THE TASK
Reproduce all the entries precisely.

Rows from a dataset:
━━━━━━━━━━━━━━━━━━━━━━━━━━━━━━

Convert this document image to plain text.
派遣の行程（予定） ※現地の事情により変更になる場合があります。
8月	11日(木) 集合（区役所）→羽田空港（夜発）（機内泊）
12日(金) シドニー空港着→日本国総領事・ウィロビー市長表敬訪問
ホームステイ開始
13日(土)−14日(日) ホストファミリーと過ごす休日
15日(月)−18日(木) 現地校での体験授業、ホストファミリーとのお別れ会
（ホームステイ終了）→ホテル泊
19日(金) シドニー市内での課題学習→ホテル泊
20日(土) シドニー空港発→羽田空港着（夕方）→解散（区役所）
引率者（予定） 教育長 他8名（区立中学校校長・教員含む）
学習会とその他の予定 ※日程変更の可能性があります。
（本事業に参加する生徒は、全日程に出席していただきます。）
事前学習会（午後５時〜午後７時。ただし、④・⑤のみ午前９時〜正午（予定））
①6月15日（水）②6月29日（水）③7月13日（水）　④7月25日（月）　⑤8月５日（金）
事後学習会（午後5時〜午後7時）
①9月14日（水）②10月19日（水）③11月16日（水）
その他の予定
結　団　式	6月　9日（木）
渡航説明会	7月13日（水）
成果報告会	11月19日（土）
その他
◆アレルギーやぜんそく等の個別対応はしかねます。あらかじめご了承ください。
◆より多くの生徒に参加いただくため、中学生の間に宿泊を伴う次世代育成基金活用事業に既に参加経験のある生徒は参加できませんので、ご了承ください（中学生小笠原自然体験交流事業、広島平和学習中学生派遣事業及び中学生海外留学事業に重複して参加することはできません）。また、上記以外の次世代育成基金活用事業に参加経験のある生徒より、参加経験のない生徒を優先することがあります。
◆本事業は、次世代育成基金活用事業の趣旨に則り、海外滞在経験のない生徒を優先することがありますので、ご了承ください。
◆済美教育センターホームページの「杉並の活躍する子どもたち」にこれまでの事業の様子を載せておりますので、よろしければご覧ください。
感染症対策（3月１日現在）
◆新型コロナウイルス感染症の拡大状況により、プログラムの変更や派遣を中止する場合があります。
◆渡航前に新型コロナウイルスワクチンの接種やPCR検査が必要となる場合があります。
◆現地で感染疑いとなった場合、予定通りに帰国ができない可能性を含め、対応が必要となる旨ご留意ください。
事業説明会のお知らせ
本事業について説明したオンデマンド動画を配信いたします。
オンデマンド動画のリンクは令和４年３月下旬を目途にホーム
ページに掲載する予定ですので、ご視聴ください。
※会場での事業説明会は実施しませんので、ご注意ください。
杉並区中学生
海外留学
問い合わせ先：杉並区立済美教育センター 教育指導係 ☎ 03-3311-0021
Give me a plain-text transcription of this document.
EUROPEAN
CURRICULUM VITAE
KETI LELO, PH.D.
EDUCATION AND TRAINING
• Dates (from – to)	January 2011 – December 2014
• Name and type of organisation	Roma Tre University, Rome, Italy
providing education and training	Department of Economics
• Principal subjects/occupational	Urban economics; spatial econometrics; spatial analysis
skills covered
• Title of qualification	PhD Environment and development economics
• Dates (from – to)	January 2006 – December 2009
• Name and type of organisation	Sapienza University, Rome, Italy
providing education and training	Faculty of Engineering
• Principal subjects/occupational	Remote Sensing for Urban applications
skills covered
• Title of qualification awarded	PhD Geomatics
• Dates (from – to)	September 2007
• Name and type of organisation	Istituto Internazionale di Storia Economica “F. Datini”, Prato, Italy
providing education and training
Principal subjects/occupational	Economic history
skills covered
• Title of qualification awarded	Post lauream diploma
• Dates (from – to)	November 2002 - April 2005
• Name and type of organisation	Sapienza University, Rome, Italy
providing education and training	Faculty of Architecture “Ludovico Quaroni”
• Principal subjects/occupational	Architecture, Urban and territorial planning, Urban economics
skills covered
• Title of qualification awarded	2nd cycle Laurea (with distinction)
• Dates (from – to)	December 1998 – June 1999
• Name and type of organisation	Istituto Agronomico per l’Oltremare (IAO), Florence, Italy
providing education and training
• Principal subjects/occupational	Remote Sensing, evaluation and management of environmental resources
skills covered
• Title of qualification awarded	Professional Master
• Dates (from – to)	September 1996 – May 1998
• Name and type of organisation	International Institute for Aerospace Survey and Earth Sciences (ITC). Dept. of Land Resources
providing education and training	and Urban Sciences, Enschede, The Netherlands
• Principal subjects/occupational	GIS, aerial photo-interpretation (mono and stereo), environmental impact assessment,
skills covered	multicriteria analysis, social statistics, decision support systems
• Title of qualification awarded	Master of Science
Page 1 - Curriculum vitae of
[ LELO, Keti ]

━━━━━━━━━━━━━━━━━━━━━━━━━━━━━━

RESPONSE
Convert this document image to plain text.
派遣の行程（予定） ※現地の事情により変更になる場合があります。
8月	11日(木) 集合（区役所）→羽田空港（夜発）（機内泊）
12日(金) シドニー空港着→日本国総領事・ウィロビー市長表敬訪問
ホームステイ開始
13日(土)−14日(日) ホストファミリーと過ごす休日
15日(月)−18日(木) 現地校での体験授業、ホストファミリーとのお別れ会
（ホームステイ終了）→ホテル泊
19日(金) シドニー市内での課題学習→ホテル泊
20日(土) シドニー空港発→羽田空港着（夕方）→解散（区役所）
引率者（予定） 教育長 他8名（区立中学校校長・教員含む）
学習会とその他の予定 ※日程変更の可能性があります。
（本事業に参加する生徒は、全日程に出席していただきます。）
事前学習会（午後５時〜午後７時。ただし、④・⑤のみ午前９時〜正午（予定））
①6月15日（水）②6月29日（水）③7月13日（水）　④7月25日（月）　⑤8月５日（金）
事後学習会（午後5時〜午後7時）
①9月14日（水）②10月19日（水）③11月16日（水）
その他の予定
結　団　式	6月　9日（木）
渡航説明会	7月13日（水）
成果報告会	11月19日（土）
その他
◆アレルギーやぜんそく等の個別対応はしかねます。あらかじめご了承ください。
◆より多くの生徒に参加いただくため、中学生の間に宿泊を伴う次世代育成基金活用事業に既に参加経験のある生徒は参加できませんので、ご了承ください（中学生小笠原自然体験交流事業、広島平和学習中学生派遣事業及び中学生海外留学事業に重複して参加することはできません）。また、上記以外の次世代育成基金活用事業に参加経験のある生徒より、参加経験のない生徒を優先することがあります。
◆本事業は、次世代育成基金活用事業の趣旨に則り、海外滞在経験のない生徒を優先することがありますので、ご了承ください。
◆済美教育センターホームページの「杉並の活躍する子どもたち」にこれまでの事業の様子を載せておりますので、よろしければご覧ください。
感染症対策（3月１日現在）
◆新型コロナウイルス感染症の拡大状況により、プログラムの変更や派遣を中止する場合があります。
◆渡航前に新型コロナウイルスワクチンの接種やPCR検査が必要となる場合があります。
◆現地で感染疑いとなった場合、予定通りに帰国ができない可能性を含め、対応が必要となる旨ご留意ください。
事業説明会のお知らせ
本事業について説明したオンデマンド動画を配信いたします。
オンデマンド動画のリンクは令和４年３月下旬を目途にホーム
ページに掲載する予定ですので、ご視聴ください。
※会場での事業説明会は実施しませんので、ご注意ください。
杉並区中学生
海外留学
問い合わせ先：杉並区立済美教育センター 教育指導係 ☎ 03-3311-0021
Give me a plain-text transcription of this document.
EUROPEAN
CURRICULUM VITAE
KETI LELO, PH.D.
EDUCATION AND TRAINING
• Dates (from – to)	January 2011 – December 2014
• Name and type of organisation	Roma Tre University, Rome, Italy
providing education and training	Department of Economics
• Principal subjects/occupational	Urban economics; spatial econometrics; spatial analysis
skills covered
• Title of qualification	PhD Environment and development economics
• Dates (from – to)	January 2006 – December 2009
• Name and type of organisation	Sapienza University, Rome, Italy
providing education and training	Faculty of Engineering
• Principal subjects/occupational	Remote Sensing for Urban applications
skills covered
• Title of qualification awarded	PhD Geomatics
• Dates (from – to)	September 2007
• Name and type of organisation	Istituto Internazionale di Storia Economica “F. Datini”, Prato, Italy
providing education and training
Principal subjects/occupational	Economic history
skills covered
• Title of qualification awarded	Post lauream diploma
• Dates (from – to)	November 2002 - April 2005
• Name and type of organisation	Sapienza University, Rome, Italy
providing education and training	Faculty of Architecture “Ludovico Quaroni”
• Principal subjects/occupational	Architecture, Urban and territorial planning, Urban economics
skills covered
• Title of qualification awarded	2nd cycle Laurea (with distinction)
• Dates (from – to)	December 1998 – June 1999
• Name and type of organisation	Istituto Agronomico per l’Oltremare (IAO), Florence, Italy
providing education and training
• Principal subjects/occupational	Remote Sensing, evaluation and management of environmental resources
skills covered
• Title of qualification awarded	Professional Master
• Dates (from – to)	September 1996 – May 1998
• Name and type of organisation	International Institute for Aerospace Survey and Earth Sciences (ITC). Dept. of Land Resources
providing education and training	and Urban Sciences, Enschede, The Netherlands
• Principal subjects/occupational	GIS, aerial photo-interpretation (mono and stereo), environmental impact assessment,
skills covered	multicriteria analysis, social statistics, decision support systems
• Title of qualification awarded	Master of Science
Page 1 - Curriculum vitae of
[ LELO, Keti ]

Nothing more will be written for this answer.